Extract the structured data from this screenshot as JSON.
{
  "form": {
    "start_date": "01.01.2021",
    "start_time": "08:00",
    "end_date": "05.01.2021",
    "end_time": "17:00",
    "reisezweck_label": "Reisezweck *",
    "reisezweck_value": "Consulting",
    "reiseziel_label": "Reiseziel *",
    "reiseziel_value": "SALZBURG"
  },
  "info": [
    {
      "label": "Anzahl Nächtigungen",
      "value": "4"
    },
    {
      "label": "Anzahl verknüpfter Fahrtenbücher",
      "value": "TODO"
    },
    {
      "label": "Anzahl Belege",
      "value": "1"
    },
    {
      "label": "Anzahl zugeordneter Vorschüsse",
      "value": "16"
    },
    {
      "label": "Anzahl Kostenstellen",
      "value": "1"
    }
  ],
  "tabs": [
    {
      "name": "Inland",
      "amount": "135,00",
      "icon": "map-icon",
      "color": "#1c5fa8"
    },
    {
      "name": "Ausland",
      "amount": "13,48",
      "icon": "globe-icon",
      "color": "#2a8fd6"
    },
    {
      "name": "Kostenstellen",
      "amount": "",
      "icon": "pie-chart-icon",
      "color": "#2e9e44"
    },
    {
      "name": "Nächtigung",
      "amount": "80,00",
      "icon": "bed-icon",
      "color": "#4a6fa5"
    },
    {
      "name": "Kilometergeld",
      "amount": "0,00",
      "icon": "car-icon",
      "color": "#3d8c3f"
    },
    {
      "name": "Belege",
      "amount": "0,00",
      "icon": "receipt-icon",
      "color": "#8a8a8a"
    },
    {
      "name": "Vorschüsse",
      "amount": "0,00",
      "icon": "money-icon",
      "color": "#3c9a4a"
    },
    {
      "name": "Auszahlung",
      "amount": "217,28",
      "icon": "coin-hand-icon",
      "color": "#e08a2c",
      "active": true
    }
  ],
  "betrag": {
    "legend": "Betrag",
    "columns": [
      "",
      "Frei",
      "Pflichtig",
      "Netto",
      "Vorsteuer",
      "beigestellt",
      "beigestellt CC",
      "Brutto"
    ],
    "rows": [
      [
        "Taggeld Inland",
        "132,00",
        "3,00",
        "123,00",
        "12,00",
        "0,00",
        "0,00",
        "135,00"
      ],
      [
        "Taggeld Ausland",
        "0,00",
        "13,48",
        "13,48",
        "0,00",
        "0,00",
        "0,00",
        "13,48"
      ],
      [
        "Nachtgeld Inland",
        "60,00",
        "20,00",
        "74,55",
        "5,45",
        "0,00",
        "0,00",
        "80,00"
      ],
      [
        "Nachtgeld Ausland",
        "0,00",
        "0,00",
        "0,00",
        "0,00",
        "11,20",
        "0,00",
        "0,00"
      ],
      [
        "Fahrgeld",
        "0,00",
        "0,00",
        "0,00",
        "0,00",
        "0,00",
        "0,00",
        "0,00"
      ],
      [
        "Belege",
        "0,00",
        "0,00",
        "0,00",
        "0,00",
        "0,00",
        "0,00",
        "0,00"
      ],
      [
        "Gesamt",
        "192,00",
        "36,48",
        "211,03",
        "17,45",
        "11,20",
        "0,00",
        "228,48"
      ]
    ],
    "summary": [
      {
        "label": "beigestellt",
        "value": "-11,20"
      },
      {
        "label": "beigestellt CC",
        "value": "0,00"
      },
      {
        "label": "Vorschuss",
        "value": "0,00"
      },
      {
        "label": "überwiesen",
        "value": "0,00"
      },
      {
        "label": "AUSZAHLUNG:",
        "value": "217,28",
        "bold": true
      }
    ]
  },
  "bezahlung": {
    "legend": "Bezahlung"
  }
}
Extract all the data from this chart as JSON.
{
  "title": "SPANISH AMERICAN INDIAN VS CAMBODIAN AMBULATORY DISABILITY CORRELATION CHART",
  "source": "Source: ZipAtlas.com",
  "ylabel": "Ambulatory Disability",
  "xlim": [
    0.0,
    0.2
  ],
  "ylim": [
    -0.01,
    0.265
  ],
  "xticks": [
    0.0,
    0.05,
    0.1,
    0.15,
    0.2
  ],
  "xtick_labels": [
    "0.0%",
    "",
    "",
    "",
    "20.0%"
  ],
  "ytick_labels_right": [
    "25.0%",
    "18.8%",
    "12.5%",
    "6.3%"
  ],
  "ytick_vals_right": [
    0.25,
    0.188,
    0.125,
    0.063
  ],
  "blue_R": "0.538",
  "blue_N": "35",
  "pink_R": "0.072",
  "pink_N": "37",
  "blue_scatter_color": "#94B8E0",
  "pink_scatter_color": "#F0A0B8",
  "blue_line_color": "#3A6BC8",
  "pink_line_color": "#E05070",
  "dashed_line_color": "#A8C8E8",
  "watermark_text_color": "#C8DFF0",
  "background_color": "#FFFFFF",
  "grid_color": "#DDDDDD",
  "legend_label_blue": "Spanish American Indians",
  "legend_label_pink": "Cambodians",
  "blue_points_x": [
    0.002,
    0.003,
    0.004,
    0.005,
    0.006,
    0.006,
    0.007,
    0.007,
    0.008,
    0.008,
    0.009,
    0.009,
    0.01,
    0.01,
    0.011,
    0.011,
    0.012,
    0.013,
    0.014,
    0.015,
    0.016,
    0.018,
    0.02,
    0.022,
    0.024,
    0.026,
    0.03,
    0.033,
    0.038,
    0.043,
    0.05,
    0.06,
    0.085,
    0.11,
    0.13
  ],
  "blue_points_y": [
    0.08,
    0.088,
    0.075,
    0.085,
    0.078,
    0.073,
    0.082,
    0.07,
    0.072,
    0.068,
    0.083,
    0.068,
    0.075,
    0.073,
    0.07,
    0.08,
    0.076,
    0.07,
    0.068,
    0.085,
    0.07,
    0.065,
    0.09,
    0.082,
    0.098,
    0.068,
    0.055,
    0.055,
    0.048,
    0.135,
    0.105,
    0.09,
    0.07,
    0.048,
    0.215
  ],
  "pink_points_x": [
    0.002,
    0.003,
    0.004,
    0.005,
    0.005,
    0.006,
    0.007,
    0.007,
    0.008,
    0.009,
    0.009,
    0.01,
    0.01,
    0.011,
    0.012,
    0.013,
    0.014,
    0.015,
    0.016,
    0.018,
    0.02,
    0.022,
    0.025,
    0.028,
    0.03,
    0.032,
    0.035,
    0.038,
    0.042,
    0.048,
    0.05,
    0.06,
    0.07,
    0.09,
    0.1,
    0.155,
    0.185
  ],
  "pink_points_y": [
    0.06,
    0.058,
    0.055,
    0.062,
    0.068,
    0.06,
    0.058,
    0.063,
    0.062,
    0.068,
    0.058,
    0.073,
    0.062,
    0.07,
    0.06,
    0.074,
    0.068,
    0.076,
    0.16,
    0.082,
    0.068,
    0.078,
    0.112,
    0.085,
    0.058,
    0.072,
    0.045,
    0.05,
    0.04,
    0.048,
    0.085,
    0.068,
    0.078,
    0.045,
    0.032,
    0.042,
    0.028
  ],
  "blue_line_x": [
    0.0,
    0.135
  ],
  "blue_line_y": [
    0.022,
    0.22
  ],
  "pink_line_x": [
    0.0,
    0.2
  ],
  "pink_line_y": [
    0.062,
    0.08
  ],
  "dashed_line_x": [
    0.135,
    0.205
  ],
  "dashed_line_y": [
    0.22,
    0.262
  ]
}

=====

| Challenge |
Working from the material above, retype it in its entirety without change.

| Problem solution |
Extract the structured data from this screenshot as JSON.
{
  "form": {
    "start_date": "01.01.2021",
    "start_time": "08:00",
    "end_date": "05.01.2021",
    "end_time": "17:00",
    "reisezweck_label": "Reisezweck *",
    "reisezweck_value": "Consulting",
    "reiseziel_label": "Reiseziel *",
    "reiseziel_value": "SALZBURG"
  },
  "info": [
    {
      "label": "Anzahl Nächtigungen",
      "value": "4"
    },
    {
      "label": "Anzahl verknüpfter Fahrtenbücher",
      "value": "TODO"
    },
    {
      "label": "Anzahl Belege",
      "value": "1"
    },
    {
      "label": "Anzahl zugeordneter Vorschüsse",
      "value": "16"
    },
    {
      "label": "Anzahl Kostenstellen",
      "value": "1"
    }
  ],
  "tabs": [
    {
      "name": "Inland",
      "amount": "135,00",
      "icon": "map-icon",
      "color": "#1c5fa8"
    },
    {
      "name": "Ausland",
      "amount": "13,48",
      "icon": "globe-icon",
      "color": "#2a8fd6"
    },
    {
      "name": "Kostenstellen",
      "amount": "",
      "icon": "pie-chart-icon",
      "color": "#2e9e44"
    },
    {
      "name": "Nächtigung",
      "amount": "80,00",
      "icon": "bed-icon",
      "color": "#4a6fa5"
    },
    {
      "name": "Kilometergeld",
      "amount": "0,00",
      "icon": "car-icon",
      "color": "#3d8c3f"
    },
    {
      "name": "Belege",
      "amount": "0,00",
      "icon": "receipt-icon",
      "color": "#8a8a8a"
    },
    {
      "name": "Vorschüsse",
      "amount": "0,00",
      "icon": "money-icon",
      "color": "#3c9a4a"
    },
    {
      "name": "Auszahlung",
      "amount": "217,28",
      "icon": "coin-hand-icon",
      "color": "#e08a2c",
      "active": true
    }
  ],
  "betrag": {
    "legend": "Betrag",
    "columns": [
      "",
      "Frei",
      "Pflichtig",
      "Netto",
      "Vorsteuer",
      "beigestellt",
      "beigestellt CC",
      "Brutto"
    ],
    "rows": [
      [
        "Taggeld Inland",
        "132,00",
        "3,00",
        "123,00",
        "12,00",
        "0,00",
        "0,00",
        "135,00"
      ],
      [
        "Taggeld Ausland",
        "0,00",
        "13,48",
        "13,48",
        "0,00",
        "0,00",
        "0,00",
        "13,48"
      ],
      [
        "Nachtgeld Inland",
        "60,00",
        "20,00",
        "74,55",
        "5,45",
        "0,00",
        "0,00",
        "80,00"
      ],
      [
        "Nachtgeld Ausland",
        "0,00",
        "0,00",
        "0,00",
        "0,00",
        "11,20",
        "0,00",
        "0,00"
      ],
      [
        "Fahrgeld",
        "0,00",
        "0,00",
        "0,00",
        "0,00",
        "0,00",
        "0,00",
        "0,00"
      ],
      [
        "Belege",
        "0,00",
        "0,00",
        "0,00",
        "0,00",
        "0,00",
        "0,00",
        "0,00"
      ],
      [
        "Gesamt",
        "192,00",
        "36,48",
        "211,03",
        "17,45",
        "11,20",
        "0,00",
        "228,48"
      ]
    ],
    "summary": [
      {
        "label": "beigestellt",
        "value": "-11,20"
      },
      {
        "label": "beigestellt CC",
        "value": "0,00"
      },
      {
        "label": "Vorschuss",
        "value": "0,00"
      },
      {
        "label": "überwiesen",
        "value": "0,00"
      },
      {
        "label": "AUSZAHLUNG:",
        "value": "217,28",
        "bold": true
      }
    ]
  },
  "bezahlung": {
    "legend": "Bezahlung"
  }
}
Extract all the data from this chart as JSON.
{
  "title": "SPANISH AMERICAN INDIAN VS CAMBODIAN AMBULATORY DISABILITY CORRELATION CHART",
  "source": "Source: ZipAtlas.com",
  "ylabel": "Ambulatory Disability",
  "xlim": [
    0.0,
    0.2
  ],
  "ylim": [
    -0.01,
    0.265
  ],
  "xticks": [
    0.0,
    0.05,
    0.1,
    0.15,
    0.2
  ],
  "xtick_labels": [
    "0.0%",
    "",
    "",
    "",
    "20.0%"
  ],
  "ytick_labels_right": [
    "25.0%",
    "18.8%",
    "12.5%",
    "6.3%"
  ],
  "ytick_vals_right": [
    0.25,
    0.188,
    0.125,
    0.063
  ],
  "blue_R": "0.538",
  "blue_N": "35",
  "pink_R": "0.072",
  "pink_N": "37",
  "blue_scatter_color": "#94B8E0",
  "pink_scatter_color": "#F0A0B8",
  "blue_line_color": "#3A6BC8",
  "pink_line_color": "#E05070",
  "dashed_line_color": "#A8C8E8",
  "watermark_text_color": "#C8DFF0",
  "background_color": "#FFFFFF",
  "grid_color": "#DDDDDD",
  "legend_label_blue": "Spanish American Indians",
  "legend_label_pink": "Cambodians",
  "blue_points_x": [
    0.002,
    0.003,
    0.004,
    0.005,
    0.006,
    0.006,
    0.007,
    0.007,
    0.008,
    0.008,
    0.009,
    0.009,
    0.01,
    0.01,
    0.011,
    0.011,
    0.012,
    0.013,
    0.014,
    0.015,
    0.016,
    0.018,
    0.02,
    0.022,
    0.024,
    0.026,
    0.03,
    0.033,
    0.038,
    0.043,
    0.05,
    0.06,
    0.085,
    0.11,
    0.13
  ],
  "blue_points_y": [
    0.08,
    0.088,
    0.075,
    0.085,
    0.078,
    0.073,
    0.082,
    0.07,
    0.072,
    0.068,
    0.083,
    0.068,
    0.075,
    0.073,
    0.07,
    0.08,
    0.076,
    0.07,
    0.068,
    0.085,
    0.07,
    0.065,
    0.09,
    0.082,
    0.098,
    0.068,
    0.055,
    0.055,
    0.048,
    0.135,
    0.105,
    0.09,
    0.07,
    0.048,
    0.215
  ],
  "pink_points_x": [
    0.002,
    0.003,
    0.004,
    0.005,
    0.005,
    0.006,
    0.007,
    0.007,
    0.008,
    0.009,
    0.009,
    0.01,
    0.01,
    0.011,
    0.012,
    0.013,
    0.014,
    0.015,
    0.016,
    0.018,
    0.02,
    0.022,
    0.025,
    0.028,
    0.03,
    0.032,
    0.035,
    0.038,
    0.042,
    0.048,
    0.05,
    0.06,
    0.07,
    0.09,
    0.1,
    0.155,
    0.185
  ],
  "pink_points_y": [
    0.06,
    0.058,
    0.055,
    0.062,
    0.068,
    0.06,
    0.058,
    0.063,
    0.062,
    0.068,
    0.058,
    0.073,
    0.062,
    0.07,
    0.06,
    0.074,
    0.068,
    0.076,
    0.16,
    0.082,
    0.068,
    0.078,
    0.112,
    0.085,
    0.058,
    0.072,
    0.045,
    0.05,
    0.04,
    0.048,
    0.085,
    0.068,
    0.078,
    0.045,
    0.032,
    0.042,
    0.028
  ],
  "blue_line_x": [
    0.0,
    0.135
  ],
  "blue_line_y": [
    0.022,
    0.22
  ],
  "pink_line_x": [
    0.0,
    0.2
  ],
  "pink_line_y": [
    0.062,
    0.08
  ],
  "dashed_line_x": [
    0.135,
    0.205
  ],
  "dashed_line_y": [
    0.22,
    0.262
  ]
}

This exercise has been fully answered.